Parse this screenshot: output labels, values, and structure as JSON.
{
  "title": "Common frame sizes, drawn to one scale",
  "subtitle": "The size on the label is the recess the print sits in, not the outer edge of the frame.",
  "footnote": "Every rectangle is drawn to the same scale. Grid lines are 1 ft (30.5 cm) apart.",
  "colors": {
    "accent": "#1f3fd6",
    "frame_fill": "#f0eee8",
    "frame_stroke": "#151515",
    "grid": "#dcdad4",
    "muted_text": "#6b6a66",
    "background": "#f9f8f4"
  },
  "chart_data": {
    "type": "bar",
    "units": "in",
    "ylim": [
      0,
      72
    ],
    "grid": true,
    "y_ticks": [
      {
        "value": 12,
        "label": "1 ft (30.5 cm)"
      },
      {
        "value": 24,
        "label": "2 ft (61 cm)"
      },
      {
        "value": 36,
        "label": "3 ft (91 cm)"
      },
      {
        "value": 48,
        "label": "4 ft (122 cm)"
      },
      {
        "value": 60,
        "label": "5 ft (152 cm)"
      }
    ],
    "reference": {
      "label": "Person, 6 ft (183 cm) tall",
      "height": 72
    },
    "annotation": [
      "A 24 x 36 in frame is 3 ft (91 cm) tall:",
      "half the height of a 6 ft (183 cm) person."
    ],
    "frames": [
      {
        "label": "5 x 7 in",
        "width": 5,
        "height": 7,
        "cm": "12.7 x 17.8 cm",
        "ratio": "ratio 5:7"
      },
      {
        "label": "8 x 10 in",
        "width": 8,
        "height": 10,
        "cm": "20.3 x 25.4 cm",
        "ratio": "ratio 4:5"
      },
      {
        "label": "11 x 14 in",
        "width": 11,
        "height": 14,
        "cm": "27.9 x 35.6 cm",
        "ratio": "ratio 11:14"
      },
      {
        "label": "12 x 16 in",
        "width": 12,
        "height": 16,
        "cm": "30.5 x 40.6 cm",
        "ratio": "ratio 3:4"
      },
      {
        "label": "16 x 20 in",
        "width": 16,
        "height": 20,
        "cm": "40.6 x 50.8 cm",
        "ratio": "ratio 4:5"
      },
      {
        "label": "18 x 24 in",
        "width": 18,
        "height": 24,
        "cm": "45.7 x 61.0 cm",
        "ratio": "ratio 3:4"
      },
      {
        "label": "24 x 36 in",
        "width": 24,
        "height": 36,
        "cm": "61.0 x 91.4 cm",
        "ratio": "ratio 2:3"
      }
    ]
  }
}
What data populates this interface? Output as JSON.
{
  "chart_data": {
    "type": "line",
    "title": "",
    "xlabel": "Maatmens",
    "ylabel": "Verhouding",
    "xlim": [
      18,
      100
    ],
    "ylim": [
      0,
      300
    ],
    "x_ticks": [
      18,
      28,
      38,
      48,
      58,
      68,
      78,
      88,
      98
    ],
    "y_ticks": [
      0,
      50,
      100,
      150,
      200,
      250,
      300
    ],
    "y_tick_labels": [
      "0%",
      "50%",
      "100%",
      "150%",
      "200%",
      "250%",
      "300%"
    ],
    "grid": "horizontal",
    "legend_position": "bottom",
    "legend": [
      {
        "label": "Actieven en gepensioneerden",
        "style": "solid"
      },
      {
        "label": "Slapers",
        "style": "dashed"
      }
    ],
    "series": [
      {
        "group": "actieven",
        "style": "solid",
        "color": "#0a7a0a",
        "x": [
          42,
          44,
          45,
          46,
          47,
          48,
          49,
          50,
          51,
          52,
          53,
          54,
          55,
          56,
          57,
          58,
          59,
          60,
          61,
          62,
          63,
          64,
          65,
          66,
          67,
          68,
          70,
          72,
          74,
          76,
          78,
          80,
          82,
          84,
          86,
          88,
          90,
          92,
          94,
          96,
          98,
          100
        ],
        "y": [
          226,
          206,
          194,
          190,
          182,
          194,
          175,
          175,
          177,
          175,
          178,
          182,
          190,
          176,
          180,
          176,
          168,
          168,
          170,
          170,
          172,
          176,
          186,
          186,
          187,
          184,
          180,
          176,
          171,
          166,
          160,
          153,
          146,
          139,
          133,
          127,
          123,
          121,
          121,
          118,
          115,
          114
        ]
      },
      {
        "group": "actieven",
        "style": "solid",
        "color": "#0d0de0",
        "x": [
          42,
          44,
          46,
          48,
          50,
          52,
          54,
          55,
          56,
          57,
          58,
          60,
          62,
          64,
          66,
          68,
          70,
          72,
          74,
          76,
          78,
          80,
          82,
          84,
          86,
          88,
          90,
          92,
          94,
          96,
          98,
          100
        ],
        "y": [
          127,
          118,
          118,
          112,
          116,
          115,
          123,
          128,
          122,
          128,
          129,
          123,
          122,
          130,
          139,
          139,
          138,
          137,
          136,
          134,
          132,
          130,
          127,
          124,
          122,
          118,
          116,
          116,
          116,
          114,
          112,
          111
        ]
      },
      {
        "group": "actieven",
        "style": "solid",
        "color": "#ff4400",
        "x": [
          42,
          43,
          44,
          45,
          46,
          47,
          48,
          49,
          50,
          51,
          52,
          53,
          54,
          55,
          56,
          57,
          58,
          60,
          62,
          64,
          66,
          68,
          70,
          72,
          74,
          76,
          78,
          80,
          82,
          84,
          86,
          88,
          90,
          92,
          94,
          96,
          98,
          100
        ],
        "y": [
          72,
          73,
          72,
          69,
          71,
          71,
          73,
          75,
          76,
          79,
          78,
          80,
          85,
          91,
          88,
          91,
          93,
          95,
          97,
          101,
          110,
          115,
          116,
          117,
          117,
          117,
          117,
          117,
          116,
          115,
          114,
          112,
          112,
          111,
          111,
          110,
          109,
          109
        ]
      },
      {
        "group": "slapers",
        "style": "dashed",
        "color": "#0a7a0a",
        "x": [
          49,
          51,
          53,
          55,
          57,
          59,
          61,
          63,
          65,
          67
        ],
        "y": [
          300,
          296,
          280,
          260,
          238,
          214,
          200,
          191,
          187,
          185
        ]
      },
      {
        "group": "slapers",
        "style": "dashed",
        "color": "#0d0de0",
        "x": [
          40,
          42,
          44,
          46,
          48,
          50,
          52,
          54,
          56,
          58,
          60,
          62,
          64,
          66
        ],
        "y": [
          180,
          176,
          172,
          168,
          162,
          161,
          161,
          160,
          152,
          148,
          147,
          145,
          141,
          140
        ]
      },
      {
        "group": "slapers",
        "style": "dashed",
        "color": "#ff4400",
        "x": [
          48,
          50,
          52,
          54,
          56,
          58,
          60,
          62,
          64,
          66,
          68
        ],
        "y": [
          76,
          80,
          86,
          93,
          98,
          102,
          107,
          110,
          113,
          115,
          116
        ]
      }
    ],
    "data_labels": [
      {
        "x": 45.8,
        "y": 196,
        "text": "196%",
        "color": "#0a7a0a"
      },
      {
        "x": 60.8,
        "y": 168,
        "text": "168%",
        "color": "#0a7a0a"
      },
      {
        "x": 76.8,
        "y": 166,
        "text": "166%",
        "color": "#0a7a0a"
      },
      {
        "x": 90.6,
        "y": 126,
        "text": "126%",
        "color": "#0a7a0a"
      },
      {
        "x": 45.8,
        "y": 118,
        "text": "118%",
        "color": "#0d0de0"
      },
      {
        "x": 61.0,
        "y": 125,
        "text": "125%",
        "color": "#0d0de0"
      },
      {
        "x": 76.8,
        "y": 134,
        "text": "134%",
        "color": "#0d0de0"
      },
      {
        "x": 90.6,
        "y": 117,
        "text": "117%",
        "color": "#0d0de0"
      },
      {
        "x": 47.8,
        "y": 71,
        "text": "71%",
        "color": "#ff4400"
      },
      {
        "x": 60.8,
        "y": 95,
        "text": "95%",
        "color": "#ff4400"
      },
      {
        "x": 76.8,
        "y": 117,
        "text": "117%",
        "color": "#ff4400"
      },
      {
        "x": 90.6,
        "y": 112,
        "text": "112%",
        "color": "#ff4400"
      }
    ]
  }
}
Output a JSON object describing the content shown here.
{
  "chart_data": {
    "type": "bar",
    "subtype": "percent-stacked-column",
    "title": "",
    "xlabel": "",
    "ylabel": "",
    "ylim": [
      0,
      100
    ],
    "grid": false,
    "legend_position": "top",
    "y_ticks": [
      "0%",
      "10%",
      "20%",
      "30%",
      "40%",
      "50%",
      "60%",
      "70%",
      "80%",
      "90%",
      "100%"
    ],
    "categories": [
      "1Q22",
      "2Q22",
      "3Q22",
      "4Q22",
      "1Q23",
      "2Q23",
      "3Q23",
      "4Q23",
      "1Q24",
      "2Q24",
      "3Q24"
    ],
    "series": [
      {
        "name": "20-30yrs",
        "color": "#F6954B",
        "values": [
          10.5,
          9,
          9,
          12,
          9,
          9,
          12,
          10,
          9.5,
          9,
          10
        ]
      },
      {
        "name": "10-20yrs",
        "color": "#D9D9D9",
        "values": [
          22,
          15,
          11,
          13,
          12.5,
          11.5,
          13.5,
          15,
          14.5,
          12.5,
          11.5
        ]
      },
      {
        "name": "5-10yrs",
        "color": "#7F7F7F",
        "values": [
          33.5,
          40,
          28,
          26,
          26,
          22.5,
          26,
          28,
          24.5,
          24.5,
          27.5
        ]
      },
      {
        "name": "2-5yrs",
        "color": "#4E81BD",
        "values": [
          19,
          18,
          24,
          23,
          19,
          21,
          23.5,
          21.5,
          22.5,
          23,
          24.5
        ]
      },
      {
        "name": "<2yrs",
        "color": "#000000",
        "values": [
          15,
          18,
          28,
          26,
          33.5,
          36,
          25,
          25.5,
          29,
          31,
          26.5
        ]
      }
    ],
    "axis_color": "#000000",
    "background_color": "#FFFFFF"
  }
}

________________

Brief ->
All lines holding the word "ratio" should be picked out and copied.

Output ->
        "ratio": "ratio 5:7"
        "ratio": "ratio 4:5"
        "ratio": "ratio 11:14"
        "ratio": "ratio 3:4"
        "ratio": "ratio 4:5"
        "ratio": "ratio 3:4"
        "ratio": "ratio 2:3"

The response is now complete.